→ EXERCISE DIRECTIONS
Can you print, word for word, the stretch of the supply chains article below from "Yet, seeing as" through "to be ignored."?

→ READING PASSAGE
Part 1 on supply chains: the elephant in the room

By Colleen Theron, Ardea International
17 Sep 2013

About the author

Tri -qualified lawyer, CEO of Ardea International, Lecturer, author, public speaker, passionate about people reaching their potential

In a recent webinar on understanding the new GRI G4 standard, speaker Elaine Cohen referred to the ‘black hole’ that is logistics.[1] It’s true; particularly for large corporations with complex, global supply chains, getting a handle on what suppliers are doing and how they are doing things would seem a rather daunting task. Even more so from a sustainability perspective, where businesses might feel that they can barely get to grips with accurately identifying, measuring and addressing impacts within their own boundary of operations, let alone those of a multitude of suppliers.  The overused phrase ‘logistical nightmare’ springs to mind, and sticking one’s head in the sand might seem the best option.

Yet, seeing as the supply chain tends to be the largest function of a business, covering everything from sourcing materials, manufacturing, planning, and distribution, it is definitely not something to be ignored.

→ ENTRIES
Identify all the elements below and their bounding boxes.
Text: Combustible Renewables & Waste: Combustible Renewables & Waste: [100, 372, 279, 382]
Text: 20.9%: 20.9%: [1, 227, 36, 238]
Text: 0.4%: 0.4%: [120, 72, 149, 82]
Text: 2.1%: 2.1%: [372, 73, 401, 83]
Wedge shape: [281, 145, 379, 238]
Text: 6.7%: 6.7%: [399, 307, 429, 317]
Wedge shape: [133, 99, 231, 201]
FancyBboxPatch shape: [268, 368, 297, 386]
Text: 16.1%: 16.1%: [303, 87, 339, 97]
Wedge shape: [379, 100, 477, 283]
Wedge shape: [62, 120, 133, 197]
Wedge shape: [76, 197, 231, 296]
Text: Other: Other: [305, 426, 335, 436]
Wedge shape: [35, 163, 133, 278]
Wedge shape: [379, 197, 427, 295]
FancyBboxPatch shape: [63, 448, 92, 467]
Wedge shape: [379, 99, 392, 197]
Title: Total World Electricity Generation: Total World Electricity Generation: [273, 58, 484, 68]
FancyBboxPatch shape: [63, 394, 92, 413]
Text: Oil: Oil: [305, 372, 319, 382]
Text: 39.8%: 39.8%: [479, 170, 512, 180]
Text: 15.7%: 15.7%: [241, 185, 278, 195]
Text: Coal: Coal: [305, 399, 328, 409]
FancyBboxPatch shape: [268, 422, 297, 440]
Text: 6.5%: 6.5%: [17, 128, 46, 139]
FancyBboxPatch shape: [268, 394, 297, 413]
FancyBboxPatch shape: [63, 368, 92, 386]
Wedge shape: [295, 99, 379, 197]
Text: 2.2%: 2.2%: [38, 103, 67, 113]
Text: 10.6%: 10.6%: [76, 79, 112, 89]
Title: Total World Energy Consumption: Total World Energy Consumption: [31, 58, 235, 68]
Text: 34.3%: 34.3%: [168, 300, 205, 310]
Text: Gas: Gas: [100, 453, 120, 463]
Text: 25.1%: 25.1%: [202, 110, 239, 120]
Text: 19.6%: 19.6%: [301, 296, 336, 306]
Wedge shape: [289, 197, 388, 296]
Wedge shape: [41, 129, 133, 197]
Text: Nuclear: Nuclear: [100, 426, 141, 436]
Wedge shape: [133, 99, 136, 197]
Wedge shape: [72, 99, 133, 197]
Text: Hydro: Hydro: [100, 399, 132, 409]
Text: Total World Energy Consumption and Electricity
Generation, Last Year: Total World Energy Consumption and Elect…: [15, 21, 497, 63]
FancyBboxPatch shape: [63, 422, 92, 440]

→ RESULT
Yet, seeing as the supply chain tends to be the largest function of a business, covering everything from sourcing materials, manufacturing, planning, and distribution, it is definitely not something to be ignored.